WHAT NEEDS TO BE DONE> Reproduce the data exactly.

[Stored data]
======
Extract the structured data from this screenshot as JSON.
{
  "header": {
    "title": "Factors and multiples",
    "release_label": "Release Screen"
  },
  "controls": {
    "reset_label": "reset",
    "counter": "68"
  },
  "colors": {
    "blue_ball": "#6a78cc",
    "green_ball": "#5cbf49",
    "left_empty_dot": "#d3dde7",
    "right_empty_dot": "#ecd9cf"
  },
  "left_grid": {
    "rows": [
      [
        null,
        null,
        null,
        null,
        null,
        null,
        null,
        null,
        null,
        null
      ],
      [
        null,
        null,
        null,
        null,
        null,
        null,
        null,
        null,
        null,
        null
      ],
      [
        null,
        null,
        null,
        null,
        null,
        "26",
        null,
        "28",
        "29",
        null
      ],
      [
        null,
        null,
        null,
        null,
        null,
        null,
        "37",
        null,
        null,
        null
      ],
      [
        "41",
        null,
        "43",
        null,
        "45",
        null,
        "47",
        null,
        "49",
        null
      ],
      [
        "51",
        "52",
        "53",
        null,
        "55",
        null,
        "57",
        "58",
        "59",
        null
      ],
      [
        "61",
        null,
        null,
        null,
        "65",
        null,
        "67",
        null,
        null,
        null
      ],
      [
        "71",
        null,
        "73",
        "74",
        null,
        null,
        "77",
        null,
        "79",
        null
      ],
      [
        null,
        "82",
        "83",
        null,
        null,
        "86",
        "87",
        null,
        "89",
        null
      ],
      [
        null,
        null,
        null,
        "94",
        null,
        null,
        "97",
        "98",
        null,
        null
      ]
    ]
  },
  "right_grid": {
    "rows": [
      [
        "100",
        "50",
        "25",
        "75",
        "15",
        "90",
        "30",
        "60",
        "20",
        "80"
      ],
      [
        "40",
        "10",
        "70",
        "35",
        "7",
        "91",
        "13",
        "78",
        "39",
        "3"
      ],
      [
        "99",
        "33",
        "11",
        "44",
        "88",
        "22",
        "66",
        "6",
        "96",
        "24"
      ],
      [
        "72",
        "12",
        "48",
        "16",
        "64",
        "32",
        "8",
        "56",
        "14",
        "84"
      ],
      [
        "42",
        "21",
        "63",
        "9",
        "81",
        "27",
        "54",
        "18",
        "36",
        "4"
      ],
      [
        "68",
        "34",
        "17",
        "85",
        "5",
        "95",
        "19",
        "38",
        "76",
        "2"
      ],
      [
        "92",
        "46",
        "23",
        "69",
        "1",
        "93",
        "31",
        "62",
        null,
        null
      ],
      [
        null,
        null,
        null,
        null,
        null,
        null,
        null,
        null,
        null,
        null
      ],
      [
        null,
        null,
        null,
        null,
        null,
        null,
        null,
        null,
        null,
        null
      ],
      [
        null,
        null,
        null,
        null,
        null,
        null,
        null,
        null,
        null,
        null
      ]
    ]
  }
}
======
TASK SOLUTION>
Extract the structured data from this screenshot as JSON.
{
  "header": {
    "title": "Factors and multiples",
    "release_label": "Release Screen"
  },
  "controls": {
    "reset_label": "reset",
    "counter": "68"
  },
  "colors": {
    "blue_ball": "#6a78cc",
    "green_ball": "#5cbf49",
    "left_empty_dot": "#d3dde7",
    "right_empty_dot": "#ecd9cf"
  },
  "left_grid": {
    "rows": [
      [
        null,
        null,
        null,
        null,
        null,
        null,
        null,
        null,
        null,
        null
      ],
      [
        null,
        null,
        null,
        null,
        null,
        null,
        null,
        null,
        null,
        null
      ],
      [
        null,
        null,
        null,
        null,
        null,
        "26",
        null,
        "28",
        "29",
        null
      ],
      [
        null,
        null,
        null,
        null,
        null,
        null,
        "37",
        null,
        null,
        null
      ],
      [
        "41",
        null,
        "43",
        null,
        "45",
        null,
        "47",
        null,
        "49",
        null
      ],
      [
        "51",
        "52",
        "53",
        null,
        "55",
        null,
        "57",
        "58",
        "59",
        null
      ],
      [
        "61",
        null,
        null,
        null,
        "65",
        null,
        "67",
        null,
        null,
        null
      ],
      [
        "71",
        null,
        "73",
        "74",
        null,
        null,
        "77",
        null,
        "79",
        null
      ],
      [
        null,
        "82",
        "83",
        null,
        null,
        "86",
        "87",
        null,
        "89",
        null
      ],
      [
        null,
        null,
        null,
        "94",
        null,
        null,
        "97",
        "98",
        null,
        null
      ]
    ]
  },
  "right_grid": {
    "rows": [
      [
        "100",
        "50",
        "25",
        "75",
        "15",
        "90",
        "30",
        "60",
        "20",
        "80"
      ],
      [
        "40",
        "10",
        "70",
        "35",
        "7",
        "91",
        "13",
        "78",
        "39",
        "3"
      ],
      [
        "99",
        "33",
        "11",
        "44",
        "88",
        "22",
        "66",
        "6",
        "96",
        "24"
      ],
      [
        "72",
        "12",
        "48",
        "16",
        "64",
        "32",
        "8",
        "56",
        "14",
        "84"
      ],
      [
        "42",
        "21",
        "63",
        "9",
        "81",
        "27",
        "54",
        "18",
        "36",
        "4"
      ],
      [
        "68",
        "34",
        "17",
        "85",
        "5",
        "95",
        "19",
        "38",
        "76",
        "2"
      ],
      [
        "92",
        "46",
        "23",
        "69",
        "1",
        "93",
        "31",
        "62",
        null,
        null
      ],
      [
        null,
        null,
        null,
        null,
        null,
        null,
        null,
        null,
        null,
        null
      ],
      [
        null,
        null,
        null,
        null,
        null,
        null,
        null,
        null,
        null,
        null
      ],
      [
        null,
        null,
        null,
        null,
        null,
        null,
        null,
        null,
        null,
        null
      ]
    ]
  }
}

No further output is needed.